DIRECTIONS: Quote the lines from the line holding "What data populates" to the very end of the listing, exactly, and no others.

AVAILABLE DATA:
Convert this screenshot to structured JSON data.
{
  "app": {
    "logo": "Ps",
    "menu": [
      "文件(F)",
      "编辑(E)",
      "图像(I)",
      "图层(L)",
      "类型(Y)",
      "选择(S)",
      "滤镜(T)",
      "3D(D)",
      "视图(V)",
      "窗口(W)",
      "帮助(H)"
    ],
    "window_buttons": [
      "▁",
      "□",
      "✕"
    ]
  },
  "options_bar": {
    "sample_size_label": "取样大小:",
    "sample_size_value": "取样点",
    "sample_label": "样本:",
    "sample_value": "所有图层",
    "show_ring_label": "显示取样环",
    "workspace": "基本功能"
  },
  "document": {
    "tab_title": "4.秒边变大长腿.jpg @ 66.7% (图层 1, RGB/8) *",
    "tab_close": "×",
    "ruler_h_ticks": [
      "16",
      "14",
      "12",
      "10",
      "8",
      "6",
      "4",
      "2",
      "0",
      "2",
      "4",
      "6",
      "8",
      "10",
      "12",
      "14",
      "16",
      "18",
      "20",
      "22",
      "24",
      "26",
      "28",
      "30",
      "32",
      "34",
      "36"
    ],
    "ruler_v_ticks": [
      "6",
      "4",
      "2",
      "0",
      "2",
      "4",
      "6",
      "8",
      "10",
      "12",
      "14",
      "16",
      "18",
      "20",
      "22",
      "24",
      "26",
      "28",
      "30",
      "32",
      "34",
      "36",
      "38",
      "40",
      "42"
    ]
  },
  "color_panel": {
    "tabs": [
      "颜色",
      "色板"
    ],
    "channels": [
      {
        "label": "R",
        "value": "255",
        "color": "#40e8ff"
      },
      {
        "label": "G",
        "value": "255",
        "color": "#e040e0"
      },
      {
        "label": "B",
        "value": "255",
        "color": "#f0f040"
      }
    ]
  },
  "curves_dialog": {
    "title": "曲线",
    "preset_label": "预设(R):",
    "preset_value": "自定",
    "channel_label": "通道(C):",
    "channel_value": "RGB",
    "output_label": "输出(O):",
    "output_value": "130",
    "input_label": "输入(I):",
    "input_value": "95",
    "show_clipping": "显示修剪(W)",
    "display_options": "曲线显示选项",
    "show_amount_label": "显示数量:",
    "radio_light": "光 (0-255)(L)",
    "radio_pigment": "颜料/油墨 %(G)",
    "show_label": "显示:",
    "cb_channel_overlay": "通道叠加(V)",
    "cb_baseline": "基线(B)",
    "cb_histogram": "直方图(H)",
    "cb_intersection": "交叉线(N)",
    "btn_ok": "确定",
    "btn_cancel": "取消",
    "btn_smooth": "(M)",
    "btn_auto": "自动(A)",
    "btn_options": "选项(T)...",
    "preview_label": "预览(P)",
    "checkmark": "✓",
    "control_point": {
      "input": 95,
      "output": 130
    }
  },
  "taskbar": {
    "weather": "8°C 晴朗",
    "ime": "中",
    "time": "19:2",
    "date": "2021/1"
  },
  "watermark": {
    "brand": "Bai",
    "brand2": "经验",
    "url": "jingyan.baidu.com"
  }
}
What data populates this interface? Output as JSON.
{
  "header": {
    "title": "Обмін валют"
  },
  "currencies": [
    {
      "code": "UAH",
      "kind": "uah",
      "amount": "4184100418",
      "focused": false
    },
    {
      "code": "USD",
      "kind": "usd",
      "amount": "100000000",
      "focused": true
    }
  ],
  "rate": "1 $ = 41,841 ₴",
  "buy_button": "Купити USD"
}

RESULT OF THE TASK:
What data populates this interface? Output as JSON.
{
  "header": {
    "title": "Обмін валют"
  },
  "currencies": [
    {
      "code": "UAH",
      "kind": "uah",
      "amount": "4184100418",
      "focused": false
    },
    {
      "code": "USD",
      "kind": "usd",
      "amount": "100000000",
      "focused": true
    }
  ],
  "rate": "1 $ = 41,841 ₴",
  "buy_button": "Купити USD"
}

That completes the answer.